*Provided information:*
....................
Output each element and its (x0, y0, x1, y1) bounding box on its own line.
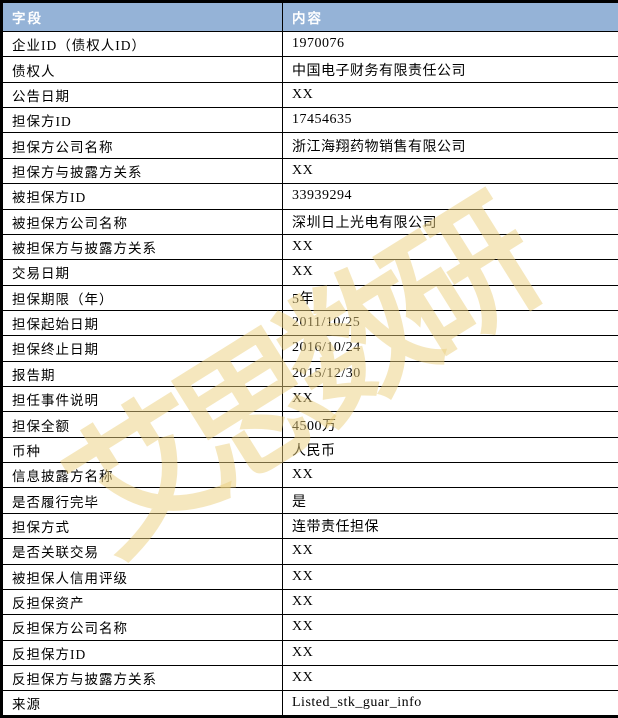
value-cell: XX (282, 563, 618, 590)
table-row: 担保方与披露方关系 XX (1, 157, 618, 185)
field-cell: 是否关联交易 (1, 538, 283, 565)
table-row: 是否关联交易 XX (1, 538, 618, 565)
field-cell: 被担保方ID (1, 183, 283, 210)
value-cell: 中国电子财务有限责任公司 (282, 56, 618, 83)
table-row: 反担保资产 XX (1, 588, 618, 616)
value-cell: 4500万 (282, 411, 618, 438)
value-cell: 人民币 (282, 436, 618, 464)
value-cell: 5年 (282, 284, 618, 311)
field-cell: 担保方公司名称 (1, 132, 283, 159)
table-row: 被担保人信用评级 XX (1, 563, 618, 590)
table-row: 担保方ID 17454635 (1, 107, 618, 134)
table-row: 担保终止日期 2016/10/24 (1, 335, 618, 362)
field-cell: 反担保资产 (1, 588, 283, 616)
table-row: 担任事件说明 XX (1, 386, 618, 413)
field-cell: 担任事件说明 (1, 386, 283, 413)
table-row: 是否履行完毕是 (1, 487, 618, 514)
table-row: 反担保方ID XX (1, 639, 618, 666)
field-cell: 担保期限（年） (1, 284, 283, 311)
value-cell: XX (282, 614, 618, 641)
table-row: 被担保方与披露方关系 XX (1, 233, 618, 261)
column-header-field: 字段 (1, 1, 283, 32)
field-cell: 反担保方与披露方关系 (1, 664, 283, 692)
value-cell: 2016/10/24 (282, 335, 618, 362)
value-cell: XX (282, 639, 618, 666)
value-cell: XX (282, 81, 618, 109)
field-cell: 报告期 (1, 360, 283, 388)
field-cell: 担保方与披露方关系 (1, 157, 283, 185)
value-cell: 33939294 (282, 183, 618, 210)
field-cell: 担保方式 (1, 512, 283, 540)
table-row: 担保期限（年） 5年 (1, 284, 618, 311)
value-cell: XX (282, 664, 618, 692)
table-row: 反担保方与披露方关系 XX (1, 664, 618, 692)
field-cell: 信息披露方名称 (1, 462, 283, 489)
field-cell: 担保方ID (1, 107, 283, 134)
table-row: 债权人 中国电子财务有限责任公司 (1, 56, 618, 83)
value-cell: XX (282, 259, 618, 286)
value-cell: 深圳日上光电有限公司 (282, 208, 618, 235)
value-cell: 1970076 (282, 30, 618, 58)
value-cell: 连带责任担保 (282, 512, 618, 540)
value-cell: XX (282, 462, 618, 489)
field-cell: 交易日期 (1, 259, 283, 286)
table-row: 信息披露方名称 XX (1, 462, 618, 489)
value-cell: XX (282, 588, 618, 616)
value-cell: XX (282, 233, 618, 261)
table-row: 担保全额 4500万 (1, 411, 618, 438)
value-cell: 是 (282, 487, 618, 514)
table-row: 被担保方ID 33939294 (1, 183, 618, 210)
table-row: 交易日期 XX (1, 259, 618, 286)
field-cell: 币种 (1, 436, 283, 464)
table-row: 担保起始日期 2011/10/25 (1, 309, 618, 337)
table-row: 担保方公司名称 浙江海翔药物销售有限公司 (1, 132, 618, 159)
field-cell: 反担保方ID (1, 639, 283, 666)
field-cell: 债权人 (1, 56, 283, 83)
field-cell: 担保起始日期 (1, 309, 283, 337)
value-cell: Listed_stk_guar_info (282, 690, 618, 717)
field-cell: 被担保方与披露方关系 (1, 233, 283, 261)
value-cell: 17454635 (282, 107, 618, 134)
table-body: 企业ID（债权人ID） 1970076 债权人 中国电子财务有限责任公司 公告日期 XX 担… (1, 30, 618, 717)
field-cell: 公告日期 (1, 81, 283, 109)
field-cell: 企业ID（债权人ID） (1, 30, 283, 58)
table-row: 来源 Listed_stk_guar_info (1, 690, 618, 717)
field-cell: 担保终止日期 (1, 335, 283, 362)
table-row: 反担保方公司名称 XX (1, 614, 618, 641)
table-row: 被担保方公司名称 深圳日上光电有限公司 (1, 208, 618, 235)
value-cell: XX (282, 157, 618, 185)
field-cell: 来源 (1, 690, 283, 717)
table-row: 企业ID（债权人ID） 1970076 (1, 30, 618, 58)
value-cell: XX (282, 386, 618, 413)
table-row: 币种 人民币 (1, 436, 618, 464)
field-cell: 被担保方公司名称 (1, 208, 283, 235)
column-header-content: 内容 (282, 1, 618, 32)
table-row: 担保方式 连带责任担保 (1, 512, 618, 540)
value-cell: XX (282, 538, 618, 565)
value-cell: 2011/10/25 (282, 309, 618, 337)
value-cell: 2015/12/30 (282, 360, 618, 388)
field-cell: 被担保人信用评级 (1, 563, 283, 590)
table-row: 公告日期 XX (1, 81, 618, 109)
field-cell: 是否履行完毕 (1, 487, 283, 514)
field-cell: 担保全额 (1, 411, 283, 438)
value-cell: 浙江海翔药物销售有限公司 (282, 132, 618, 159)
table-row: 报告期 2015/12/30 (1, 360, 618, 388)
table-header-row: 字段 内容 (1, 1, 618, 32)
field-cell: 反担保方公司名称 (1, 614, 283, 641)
....................
*Aim:*
Rewrite every line of the items above as a Markdown table with the columns "No." and "Line", numbering the rows in order and omitting blank lines. Leave the pictures out.

*Correct answer:*
| No. | Line |
|---|---|
| 1 | Output each element and its (x0, y0, x1, y1) bounding box on its own line. |
| 2 | value-cell: XX (282, 563, 618, 590) |
| 3 | table-row: 担保方与披露方关系 XX (1, 157, 618, 185) |
| 4 | field-cell: 是否关联交易 (1, 538, 283, 565) |
| 5 | table-row: 是否关联交易 XX (1, 538, 618, 565) |
| 6 | field-cell: 被担保方ID (1, 183, 283, 210) |
| 7 | value-cell: 中国电子财务有限责任公司 (282, 56, 618, 83) |
| 8 | table-row: 反担保资产 XX (1, 588, 618, 616) |
| 9 | value-cell: 4500万 (282, 411, 618, 438) |
| 10 | value-cell: 人民币 (282, 436, 618, 464) |
| 11 | value-cell: 5年 (282, 284, 618, 311) |
| 12 | field-cell: 担保方公司名称 (1, 132, 283, 159) |
| 13 | table-row: 被担保人信用评级 XX (1, 563, 618, 590) |
| 14 | table-row: 担保方ID 17454635 (1, 107, 618, 134) |
| 15 | table-row: 担保终止日期 2016/10/24 (1, 335, 618, 362) |
| 16 | field-cell: 反担保资产 (1, 588, 283, 616) |
| 17 | table-row: 担任事件说明 XX (1, 386, 618, 413) |
| 18 | field-cell: 担任事件说明 (1, 386, 283, 413) |
| 19 | table-row: 是否履行完毕是 (1, 487, 618, 514) |
| 20 | table-row: 反担保方ID XX (1, 639, 618, 666) |
| 21 | field-cell: 担保期限（年） (1, 284, 283, 311) |
| 22 | value-cell: XX (282, 614, 618, 641) |
| 23 | table-row: 被担保方与披露方关系 XX (1, 233, 618, 261) |
| 24 | column-header-field: 字段 (1, 1, 283, 32) |
| 25 | field-cell: 反担保方与披露方关系 (1, 664, 283, 692) |
| 26 | value-cell: 2016/10/24 (282, 335, 618, 362) |
| 27 | value-cell: XX (282, 639, 618, 666) |
| 28 | value-cell: XX (282, 81, 618, 109) |
| 29 | field-cell: 报告期 (1, 360, 283, 388) |
| 30 | field-cell: 担保方与披露方关系 (1, 157, 283, 185) |
| 31 | value-cell: 33939294 (282, 183, 618, 210) |
| 32 | field-cell: 担保方式 (1, 512, 283, 540) |
| 33 | table-row: 担保期限（年） 5年 (1, 284, 618, 311) |
| 34 | value-cell: XX (282, 664, 618, 692) |
| 35 | table-row: 反担保方与披露方关系 XX (1, 664, 618, 692) |
| 36 | field-cell: 信息披露方名称 (1, 462, 283, 489) |
| 37 | field-cell: 担保方ID (1, 107, 283, 134) |
| 38 | table-row: 债权人 中国电子财务有限责任公司 (1, 56, 618, 83) |
| 39 | value-cell: XX (282, 259, 618, 286) |
| 40 | value-cell: 深圳日上光电有限公司 (282, 208, 618, 235) |
| 41 | value-cell: 1970076 (282, 30, 618, 58) |
| 42 | value-cell: 连带责任担保 (282, 512, 618, 540) |
| 43 | value-cell: XX (282, 462, 618, 489) |
| 44 | field-cell: 交易日期 (1, 259, 283, 286) |
| 45 | table-row: 信息披露方名称 XX (1, 462, 618, 489) |
| 46 | value-cell: XX (282, 588, 618, 616) |
| 47 | value-cell: XX (282, 233, 618, 261) |
| 48 | table-row: 担保全额 4500万 (1, 411, 618, 438) |
| 49 | value-cell: 是 (282, 487, 618, 514) |
| 50 | table-row: 被担保方ID 33939294 (1, 183, 618, 210) |
| 51 | table-row: 交易日期 XX (1, 259, 618, 286) |
| 52 | field-cell: 币种 (1, 436, 283, 464) |
| 53 | table-row: 担保起始日期 2011/10/25 (1, 309, 618, 337) |
| 54 | table-row: 担保方公司名称 浙江海翔药物销售有限公司 (1, 132, 618, 159) |
| 55 | field-cell: 反担保方ID (1, 639, 283, 666) |
| 56 | field-cell: 债权人 (1, 56, 283, 83) |
| 57 | field-cell: 担保起始日期 (1, 309, 283, 337) |
| 58 | value-cell: Listed_stk_guar_info (282, 690, 618, 717) |
| 59 | field-cell: 被担保方与披露方关系 (1, 233, 283, 261) |
| 60 | value-cell: 17454635 (282, 107, 618, 134) |
| 61 | table-body: 企业ID（债权人ID） 1970076 债权人 中国电子财务有限责任公司 公告日期 XX 担… (1, 30, 618, 717) |
| 62 | field-cell: 公告日期 (1, 81, 283, 109) |
| 63 | field-cell: 企业ID（债权人ID） (1, 30, 283, 58) |
| 64 | table-row: 来源 Listed_stk_guar_info (1, 690, 618, 717) |
| 65 | field-cell: 担保终止日期 (1, 335, 283, 362) |
| 66 | table-row: 反担保方公司名称 XX (1, 614, 618, 641) |
| 67 | table-row: 被担保方公司名称 深圳日上光电有限公司 (1, 208, 618, 235) |
| 68 | value-cell: XX (282, 157, 618, 185) |
| 69 | field-cell: 来源 (1, 690, 283, 717) |
| 70 | table-row: 企业ID（债权人ID） 1970076 (1, 30, 618, 58) |
| 71 | value-cell: XX (282, 386, 618, 413) |
| 72 | table-row: 币种 人民币 (1, 436, 618, 464) |
| 73 | field-cell: 被担保方公司名称 (1, 208, 283, 235) |
| 74 | column-header-content: 内容 (282, 1, 618, 32) |
| 75 | table-row: 担保方式 连带责任担保 (1, 512, 618, 540) |
| 76 | value-cell: XX (282, 538, 618, 565) |
| 77 | value-cell: 2011/10/25 (282, 309, 618, 337) |
| 78 | value-cell: 2015/12/30 (282, 360, 618, 388) |
| 79 | field-cell: 被担保人信用评级 (1, 563, 283, 590) |
| 80 | table-row: 公告日期 XX (1, 81, 618, 109) |
| 81 | field-cell: 是否履行完毕 (1, 487, 283, 514) |
| 82 | field-cell: 担保全额 (1, 411, 283, 438) |
| 83 | value-cell: 浙江海翔药物销售有限公司 (282, 132, 618, 159) |
| 84 | table-row: 报告期 2015/12/30 (1, 360, 618, 388) |
| 85 | table-header-row: 字段 内容 (1, 1, 618, 32) |
| 86 | field-cell: 反担保方公司名称 (1, 614, 283, 641) |